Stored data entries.
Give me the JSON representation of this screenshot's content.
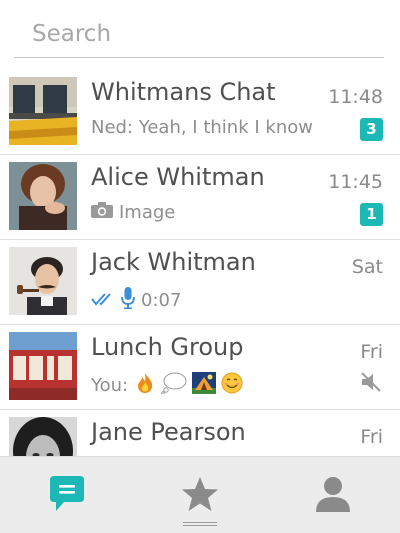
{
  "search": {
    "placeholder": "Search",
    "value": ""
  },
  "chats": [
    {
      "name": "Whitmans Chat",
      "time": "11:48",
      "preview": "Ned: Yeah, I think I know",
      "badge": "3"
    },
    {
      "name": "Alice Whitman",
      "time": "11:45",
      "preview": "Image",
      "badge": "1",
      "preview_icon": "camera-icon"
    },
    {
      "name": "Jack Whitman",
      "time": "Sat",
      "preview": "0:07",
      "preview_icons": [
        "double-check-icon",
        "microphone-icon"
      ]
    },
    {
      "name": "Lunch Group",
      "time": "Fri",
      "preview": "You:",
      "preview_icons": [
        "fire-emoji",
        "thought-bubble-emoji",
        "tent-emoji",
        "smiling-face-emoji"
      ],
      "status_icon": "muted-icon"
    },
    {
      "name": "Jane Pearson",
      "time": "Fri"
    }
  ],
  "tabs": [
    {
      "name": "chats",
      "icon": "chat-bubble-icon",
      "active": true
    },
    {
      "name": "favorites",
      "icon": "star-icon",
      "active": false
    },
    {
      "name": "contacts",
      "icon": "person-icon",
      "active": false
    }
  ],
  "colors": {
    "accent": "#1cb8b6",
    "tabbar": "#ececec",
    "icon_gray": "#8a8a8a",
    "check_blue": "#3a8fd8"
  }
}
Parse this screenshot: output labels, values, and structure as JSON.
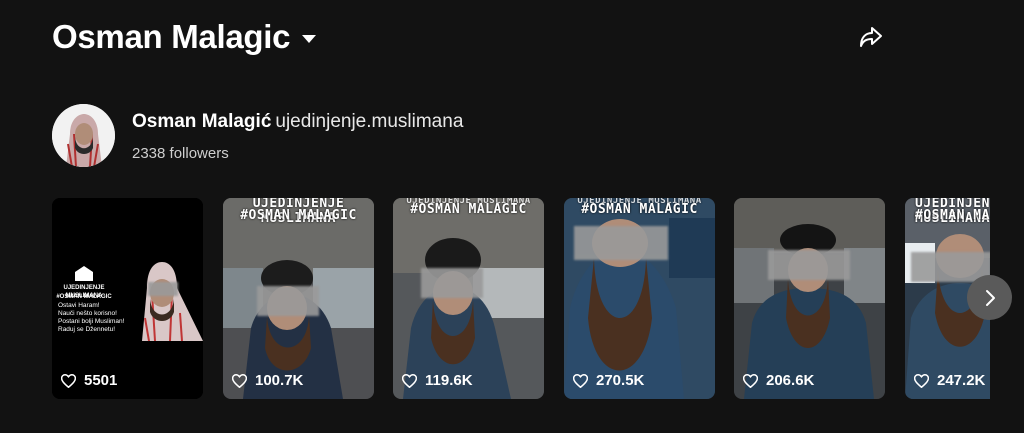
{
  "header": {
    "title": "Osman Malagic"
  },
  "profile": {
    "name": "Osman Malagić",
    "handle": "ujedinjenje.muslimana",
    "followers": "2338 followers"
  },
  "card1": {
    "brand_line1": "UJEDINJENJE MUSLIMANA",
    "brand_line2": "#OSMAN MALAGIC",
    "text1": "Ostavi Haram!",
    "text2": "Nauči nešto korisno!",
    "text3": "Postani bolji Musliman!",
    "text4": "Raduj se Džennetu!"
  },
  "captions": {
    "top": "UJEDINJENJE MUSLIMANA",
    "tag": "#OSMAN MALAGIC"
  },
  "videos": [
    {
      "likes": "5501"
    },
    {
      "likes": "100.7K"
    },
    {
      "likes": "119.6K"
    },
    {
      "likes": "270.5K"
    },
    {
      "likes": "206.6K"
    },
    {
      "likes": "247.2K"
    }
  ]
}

What you will do. Gather each line in the data that holds the string "time".

Correct response.
      "time": "11:48",
      "time": "11:45",
      "time": "Sat",
      "time": "Fri",
      "time": "Fri"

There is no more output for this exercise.